Where a line in the listing below contains the word "this", copy that line.
-- Begin RECORDS SHOWN --
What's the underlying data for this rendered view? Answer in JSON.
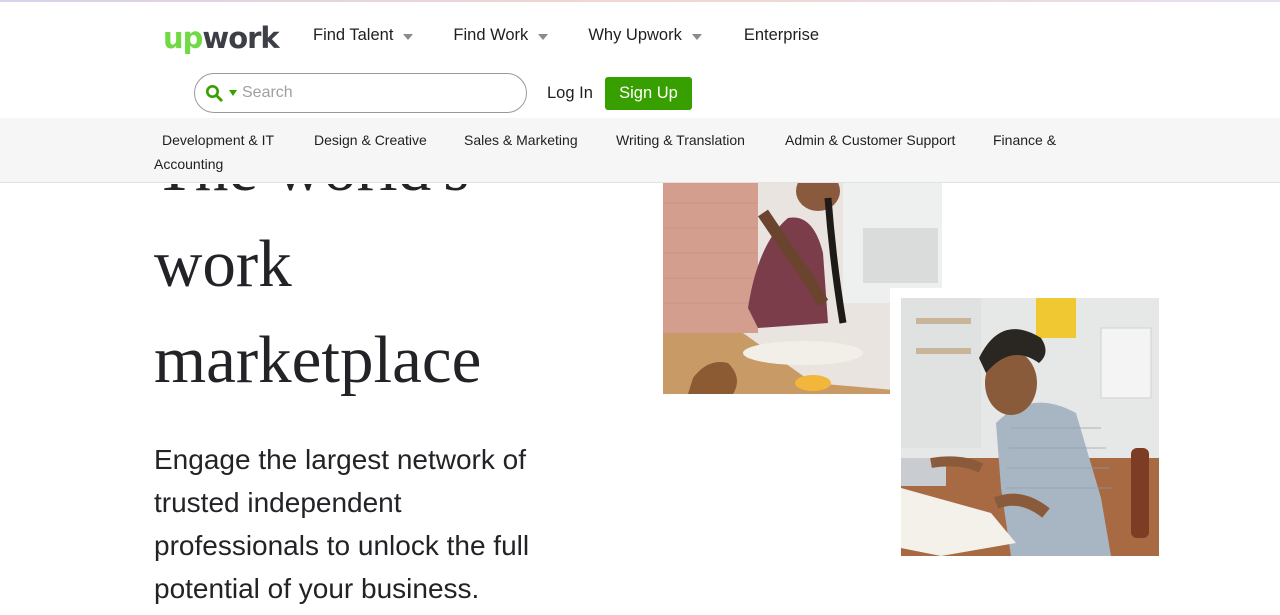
{
  "brand": {
    "logo_up": "up",
    "logo_work": "work",
    "accent": "#37a000",
    "logo_green": "#6fda44"
  },
  "nav": {
    "items": [
      {
        "label": "Find Talent",
        "has_dropdown": true
      },
      {
        "label": "Find Work",
        "has_dropdown": true
      },
      {
        "label": "Why Upwork",
        "has_dropdown": true
      },
      {
        "label": "Enterprise",
        "has_dropdown": false
      }
    ]
  },
  "search": {
    "placeholder": "Search",
    "value": ""
  },
  "auth": {
    "login_label": "Log In",
    "signup_label": "Sign Up"
  },
  "categories": [
    "Development & IT",
    "Design & Creative",
    "Sales & Marketing",
    "Writing & Translation",
    "Admin & Customer Support",
    "Finance &",
    "Accounting"
  ],
  "hero": {
    "title_line1": "The world's",
    "title_line2": "work",
    "title_line3": "marketplace",
    "subtitle": "Engage the largest network of trusted independent professionals to unlock the full potential of your business."
  }
}
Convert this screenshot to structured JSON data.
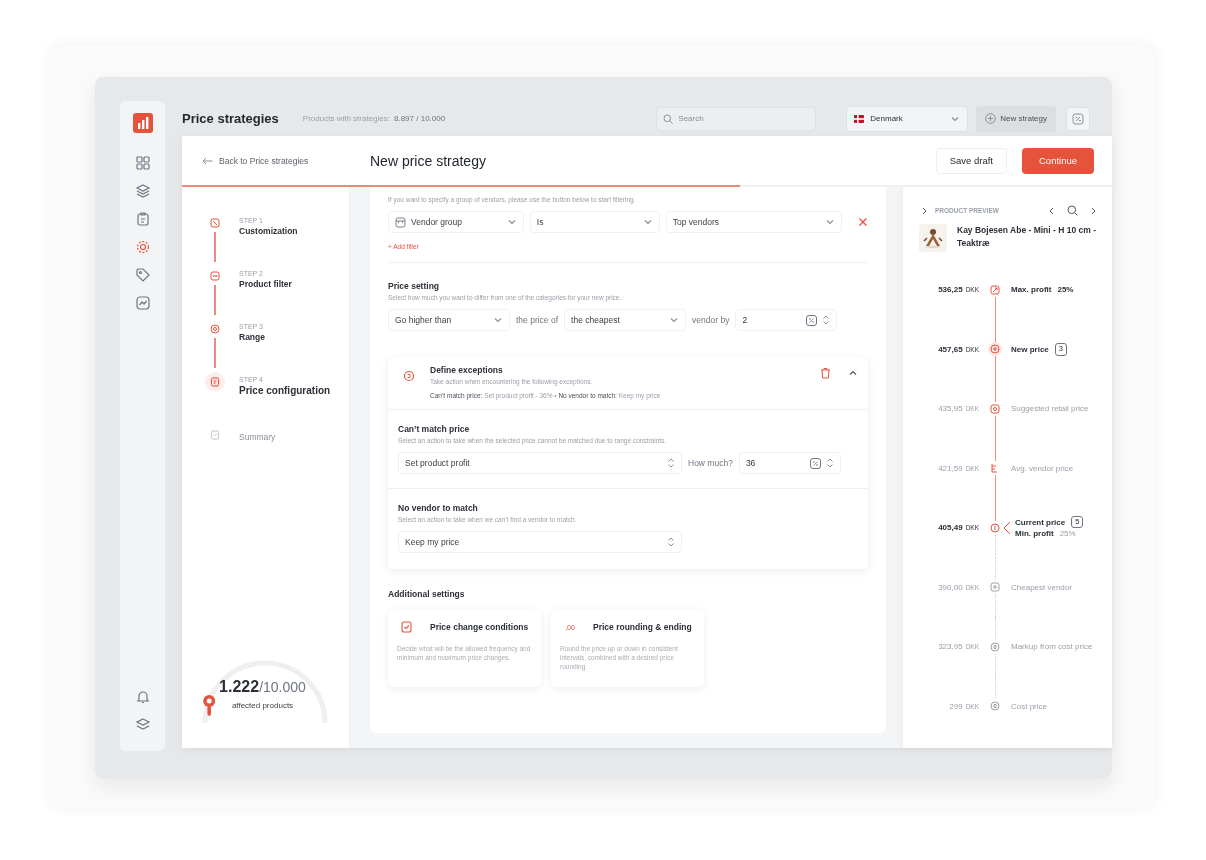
{
  "sidebar": {
    "items": [
      {
        "selected": false
      },
      {
        "selected": false
      },
      {
        "selected": false
      },
      {
        "selected": true
      },
      {
        "selected": false
      },
      {
        "selected": false
      }
    ]
  },
  "topbar": {
    "title": "Price strategies",
    "stats_label": "Products with strategies:",
    "stats_value": "8.897 / 10.000",
    "search": {
      "placeholder": "Search"
    },
    "country": "Denmark",
    "new_button": "New strategy"
  },
  "modal": {
    "back": "Back to Price strategies",
    "title": "New price strategy",
    "save": "Save draft",
    "continue": "Continue",
    "progress": {
      "level": 0.6
    }
  },
  "steps": [
    {
      "step": "STEP 1",
      "title": "Customization",
      "completed": true,
      "current": false
    },
    {
      "step": "STEP 2",
      "title": "Product filter",
      "completed": true,
      "current": false
    },
    {
      "step": "STEP 3",
      "title": "Range",
      "completed": true,
      "current": false
    },
    {
      "step": "STEP 4",
      "title": "Price configuration",
      "completed": true,
      "current": true
    },
    {
      "title": "Summary",
      "completed": false,
      "current": false
    }
  ],
  "affected": {
    "value": "1.222",
    "total": "/10.000",
    "label": "affected products",
    "level": 0.12
  },
  "vendor_filter": {
    "hint": "If you want to specify a group of vendors, please use the button below to start filtering.",
    "field": "Vendor group",
    "operator": "Is",
    "value": "Top vendors",
    "add": "+ Add filter"
  },
  "price_setting": {
    "title": "Price setting",
    "hint": "Select how much you want to differ from one of the categories for your new price.",
    "direction": "Go higher than",
    "text_1": "the price of",
    "target": "the cheapest",
    "text_2": "vendor by",
    "amount": "2"
  },
  "exceptions": {
    "title": "Define exceptions",
    "hint": "Take action when encountering the following exceptions.",
    "summary": "**Can’t match price:** Set product profit - 36%  •  **No vendor to match:** Keep my price",
    "expanded": true,
    "sections": [
      {
        "kind": "amount",
        "title": "Can’t match price",
        "hint": "Select an action to take when the selected price cannot be matched due to range constraints.",
        "action": "Set product profit",
        "amount_label": "How much?",
        "amount": "36"
      },
      {
        "kind": "plain",
        "title": "No vendor to match",
        "hint": "Select an action to take when we can’t find a vendor to match.",
        "action": "Keep my price"
      }
    ]
  },
  "additional": {
    "title": "Additional settings",
    "cards": [
      {
        "kind": "conditions",
        "title": "Price change conditions",
        "text": "Decide what will be the allowed frequency and minimum and maximum price changes."
      },
      {
        "kind": "rounding",
        "icon_text": ",00",
        "title": "Price rounding & ending",
        "text": "Round the price up or down in consistent intervals, combined with a desired price rounding."
      }
    ]
  },
  "preview": {
    "title": "PRODUCT PREVIEW",
    "product": "Kay Bojesen Abe - Mini - H 10 cm - Teaktræ",
    "points": [
      {
        "price": "536,25",
        "currency": "DKK",
        "label": "Max. profit",
        "extra": "25%",
        "emphasis": true,
        "highlighted": true
      },
      {
        "price": "457,65",
        "currency": "DKK",
        "label": "New price",
        "badge": "3",
        "emphasis": true,
        "highlighted": true,
        "current": true
      },
      {
        "price": "435,95",
        "currency": "DKK",
        "label": "Suggested retail price",
        "emphasis": false,
        "highlighted": true
      },
      {
        "price": "421,59",
        "currency": "DKK",
        "label": "Avg. vendor price",
        "emphasis": false,
        "highlighted": true
      },
      {
        "price": "405,49",
        "currency": "DKK",
        "label": "Current price",
        "badge": "5",
        "sub_label": "Min. profit",
        "sub_extra": "25%",
        "emphasis": true,
        "highlighted": true
      },
      {
        "price": "390,00",
        "currency": "DKK",
        "label": "Cheapest vendor",
        "emphasis": false,
        "highlighted": false
      },
      {
        "price": "323,95",
        "currency": "DKK",
        "label": "Markup from cost price",
        "emphasis": false,
        "highlighted": false
      },
      {
        "price": "299",
        "currency": "DKK",
        "label": "Cost price",
        "emphasis": false,
        "highlighted": false
      }
    ]
  }
}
-- End RECORDS SHOWN --
# REPLY:
What's the underlying data for this rendered view? Answer in JSON.
Convert this screenshot to structured JSON data.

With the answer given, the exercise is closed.